Every line that holds "Klasy" should be shown.

>> Begin RECORDS FOR THE EXERCISE

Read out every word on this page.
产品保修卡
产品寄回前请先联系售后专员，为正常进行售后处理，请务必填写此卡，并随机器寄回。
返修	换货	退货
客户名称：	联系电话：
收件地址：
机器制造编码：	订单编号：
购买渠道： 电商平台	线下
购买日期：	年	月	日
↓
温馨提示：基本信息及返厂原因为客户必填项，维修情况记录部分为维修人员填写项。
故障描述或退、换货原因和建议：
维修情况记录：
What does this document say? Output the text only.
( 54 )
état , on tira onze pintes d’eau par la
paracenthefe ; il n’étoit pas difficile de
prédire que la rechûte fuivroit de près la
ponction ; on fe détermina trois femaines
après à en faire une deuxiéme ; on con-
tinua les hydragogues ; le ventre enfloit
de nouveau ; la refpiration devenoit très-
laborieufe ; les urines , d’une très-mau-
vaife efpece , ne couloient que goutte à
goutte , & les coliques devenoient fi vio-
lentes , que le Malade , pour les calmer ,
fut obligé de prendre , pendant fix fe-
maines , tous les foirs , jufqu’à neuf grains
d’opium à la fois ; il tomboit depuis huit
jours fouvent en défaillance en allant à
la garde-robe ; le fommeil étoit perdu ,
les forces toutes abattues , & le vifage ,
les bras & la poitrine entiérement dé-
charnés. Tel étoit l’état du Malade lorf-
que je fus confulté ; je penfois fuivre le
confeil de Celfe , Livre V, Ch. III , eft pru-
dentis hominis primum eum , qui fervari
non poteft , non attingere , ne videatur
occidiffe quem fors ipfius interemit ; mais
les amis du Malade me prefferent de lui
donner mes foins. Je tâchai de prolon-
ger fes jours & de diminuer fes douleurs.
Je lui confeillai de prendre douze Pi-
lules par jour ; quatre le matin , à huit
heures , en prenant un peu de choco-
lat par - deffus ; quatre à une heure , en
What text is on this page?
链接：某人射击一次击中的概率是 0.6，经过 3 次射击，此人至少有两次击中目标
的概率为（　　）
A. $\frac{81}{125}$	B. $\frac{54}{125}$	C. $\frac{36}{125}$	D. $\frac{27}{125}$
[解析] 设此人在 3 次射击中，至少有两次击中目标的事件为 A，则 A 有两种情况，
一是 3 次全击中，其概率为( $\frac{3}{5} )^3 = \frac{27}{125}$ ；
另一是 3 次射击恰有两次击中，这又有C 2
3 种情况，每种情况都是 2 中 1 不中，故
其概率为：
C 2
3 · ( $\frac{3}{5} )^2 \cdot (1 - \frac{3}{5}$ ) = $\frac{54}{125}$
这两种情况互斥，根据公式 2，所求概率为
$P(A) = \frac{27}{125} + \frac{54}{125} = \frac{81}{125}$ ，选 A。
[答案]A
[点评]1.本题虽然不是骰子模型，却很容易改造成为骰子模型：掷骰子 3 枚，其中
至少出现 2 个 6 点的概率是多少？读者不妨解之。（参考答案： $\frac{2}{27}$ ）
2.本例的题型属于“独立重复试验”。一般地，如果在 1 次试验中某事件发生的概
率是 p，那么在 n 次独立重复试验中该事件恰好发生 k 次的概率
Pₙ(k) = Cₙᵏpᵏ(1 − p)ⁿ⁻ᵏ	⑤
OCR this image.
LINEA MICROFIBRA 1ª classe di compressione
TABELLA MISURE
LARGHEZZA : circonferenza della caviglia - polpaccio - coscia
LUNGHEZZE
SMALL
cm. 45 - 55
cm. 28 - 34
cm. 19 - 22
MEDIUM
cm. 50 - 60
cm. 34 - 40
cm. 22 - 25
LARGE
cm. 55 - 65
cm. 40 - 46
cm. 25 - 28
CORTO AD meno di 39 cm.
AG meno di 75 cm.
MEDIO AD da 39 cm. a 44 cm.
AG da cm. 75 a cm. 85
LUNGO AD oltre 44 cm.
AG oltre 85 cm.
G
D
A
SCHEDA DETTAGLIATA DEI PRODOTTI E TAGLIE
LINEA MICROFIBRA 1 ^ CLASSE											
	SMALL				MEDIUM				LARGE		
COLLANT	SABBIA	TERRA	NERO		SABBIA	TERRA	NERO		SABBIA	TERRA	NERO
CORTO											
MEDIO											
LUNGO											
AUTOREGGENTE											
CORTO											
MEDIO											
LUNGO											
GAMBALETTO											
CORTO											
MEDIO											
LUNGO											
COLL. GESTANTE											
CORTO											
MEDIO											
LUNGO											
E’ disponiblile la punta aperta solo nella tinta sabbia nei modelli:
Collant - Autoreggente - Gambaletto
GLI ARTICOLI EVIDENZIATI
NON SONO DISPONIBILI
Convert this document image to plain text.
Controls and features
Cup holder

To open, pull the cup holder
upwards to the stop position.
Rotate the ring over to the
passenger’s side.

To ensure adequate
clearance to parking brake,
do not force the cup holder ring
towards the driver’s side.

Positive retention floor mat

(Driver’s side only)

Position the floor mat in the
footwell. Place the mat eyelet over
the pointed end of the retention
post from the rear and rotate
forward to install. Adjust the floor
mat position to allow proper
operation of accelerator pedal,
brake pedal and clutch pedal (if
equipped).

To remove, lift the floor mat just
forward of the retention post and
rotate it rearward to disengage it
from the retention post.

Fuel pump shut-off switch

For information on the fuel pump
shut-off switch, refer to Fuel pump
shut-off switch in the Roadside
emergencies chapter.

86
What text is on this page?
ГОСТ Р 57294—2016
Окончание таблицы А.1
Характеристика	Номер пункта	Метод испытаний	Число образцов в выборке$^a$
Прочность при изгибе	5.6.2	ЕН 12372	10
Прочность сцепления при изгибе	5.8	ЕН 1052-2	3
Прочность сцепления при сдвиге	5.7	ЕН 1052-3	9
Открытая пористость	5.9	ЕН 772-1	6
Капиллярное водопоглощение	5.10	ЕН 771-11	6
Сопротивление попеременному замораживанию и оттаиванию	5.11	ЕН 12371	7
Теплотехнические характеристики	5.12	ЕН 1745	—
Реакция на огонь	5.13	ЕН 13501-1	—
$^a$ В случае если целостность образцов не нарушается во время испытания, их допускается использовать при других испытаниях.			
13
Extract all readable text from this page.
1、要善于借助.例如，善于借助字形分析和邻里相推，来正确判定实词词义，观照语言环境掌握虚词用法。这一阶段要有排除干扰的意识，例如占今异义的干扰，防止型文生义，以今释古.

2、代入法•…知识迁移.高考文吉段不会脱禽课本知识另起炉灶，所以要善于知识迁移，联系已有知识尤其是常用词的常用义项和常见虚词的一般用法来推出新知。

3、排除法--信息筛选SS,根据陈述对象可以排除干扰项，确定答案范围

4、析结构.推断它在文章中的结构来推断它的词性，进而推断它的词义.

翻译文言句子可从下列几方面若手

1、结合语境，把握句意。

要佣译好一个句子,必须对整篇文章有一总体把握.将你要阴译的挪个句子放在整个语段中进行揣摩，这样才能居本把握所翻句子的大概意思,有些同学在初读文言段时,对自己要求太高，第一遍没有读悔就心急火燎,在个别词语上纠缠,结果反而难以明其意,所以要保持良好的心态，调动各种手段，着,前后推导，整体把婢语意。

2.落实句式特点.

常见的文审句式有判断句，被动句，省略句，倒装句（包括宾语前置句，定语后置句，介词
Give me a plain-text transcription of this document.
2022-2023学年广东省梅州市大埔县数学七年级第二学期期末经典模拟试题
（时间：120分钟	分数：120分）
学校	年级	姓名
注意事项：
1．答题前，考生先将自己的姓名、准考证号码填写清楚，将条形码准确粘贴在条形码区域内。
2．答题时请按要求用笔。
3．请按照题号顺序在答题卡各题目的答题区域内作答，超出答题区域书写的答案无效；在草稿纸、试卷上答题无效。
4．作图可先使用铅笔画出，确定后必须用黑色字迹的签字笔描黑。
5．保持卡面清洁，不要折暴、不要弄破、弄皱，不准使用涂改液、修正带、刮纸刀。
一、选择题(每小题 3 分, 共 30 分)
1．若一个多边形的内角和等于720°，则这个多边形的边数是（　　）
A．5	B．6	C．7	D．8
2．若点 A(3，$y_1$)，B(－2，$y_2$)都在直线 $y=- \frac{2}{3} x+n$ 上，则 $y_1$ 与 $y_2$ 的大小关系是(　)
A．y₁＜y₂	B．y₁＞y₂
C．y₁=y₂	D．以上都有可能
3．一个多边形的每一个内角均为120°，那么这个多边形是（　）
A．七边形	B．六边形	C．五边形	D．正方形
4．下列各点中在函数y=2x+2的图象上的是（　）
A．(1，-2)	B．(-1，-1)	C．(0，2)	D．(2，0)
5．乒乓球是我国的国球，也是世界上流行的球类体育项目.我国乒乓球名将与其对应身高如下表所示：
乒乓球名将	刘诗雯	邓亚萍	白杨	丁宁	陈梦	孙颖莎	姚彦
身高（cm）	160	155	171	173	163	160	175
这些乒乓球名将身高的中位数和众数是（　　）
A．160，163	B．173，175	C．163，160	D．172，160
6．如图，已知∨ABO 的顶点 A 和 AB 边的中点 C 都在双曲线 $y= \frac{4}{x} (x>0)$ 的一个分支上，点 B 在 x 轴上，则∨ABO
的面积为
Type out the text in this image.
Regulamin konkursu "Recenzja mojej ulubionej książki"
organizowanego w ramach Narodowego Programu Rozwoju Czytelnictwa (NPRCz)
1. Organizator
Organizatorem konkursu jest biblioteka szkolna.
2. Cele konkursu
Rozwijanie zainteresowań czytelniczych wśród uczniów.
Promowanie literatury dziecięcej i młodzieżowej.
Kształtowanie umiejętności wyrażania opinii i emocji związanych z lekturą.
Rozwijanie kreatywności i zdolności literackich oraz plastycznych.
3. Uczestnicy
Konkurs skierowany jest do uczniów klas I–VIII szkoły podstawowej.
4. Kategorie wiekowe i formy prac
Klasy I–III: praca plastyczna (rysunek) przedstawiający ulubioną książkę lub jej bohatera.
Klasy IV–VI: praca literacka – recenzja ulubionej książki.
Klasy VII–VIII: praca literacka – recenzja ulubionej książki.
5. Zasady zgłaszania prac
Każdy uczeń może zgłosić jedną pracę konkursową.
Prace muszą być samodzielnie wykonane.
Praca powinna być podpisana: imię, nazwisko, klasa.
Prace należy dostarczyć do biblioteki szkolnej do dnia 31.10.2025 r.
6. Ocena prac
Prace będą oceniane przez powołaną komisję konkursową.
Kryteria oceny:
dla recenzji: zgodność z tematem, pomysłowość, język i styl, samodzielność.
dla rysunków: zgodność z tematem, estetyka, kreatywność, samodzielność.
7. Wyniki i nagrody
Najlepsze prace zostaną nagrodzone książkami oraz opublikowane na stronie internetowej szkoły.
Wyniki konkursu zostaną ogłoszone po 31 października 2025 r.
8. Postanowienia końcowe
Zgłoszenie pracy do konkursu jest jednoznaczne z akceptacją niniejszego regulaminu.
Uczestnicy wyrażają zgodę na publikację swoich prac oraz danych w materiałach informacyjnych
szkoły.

>> End RECORDS FOR THE EXERCISE

## TASK ANSWER
Klasy I–III: praca plastyczna (rysunek) przedstawiający ulubioną książkę lub jej bohatera.
Klasy IV–VI: praca literacka – recenzja ulubionej książki.
Klasy VII–VIII: praca literacka – recenzja ulubionej książki.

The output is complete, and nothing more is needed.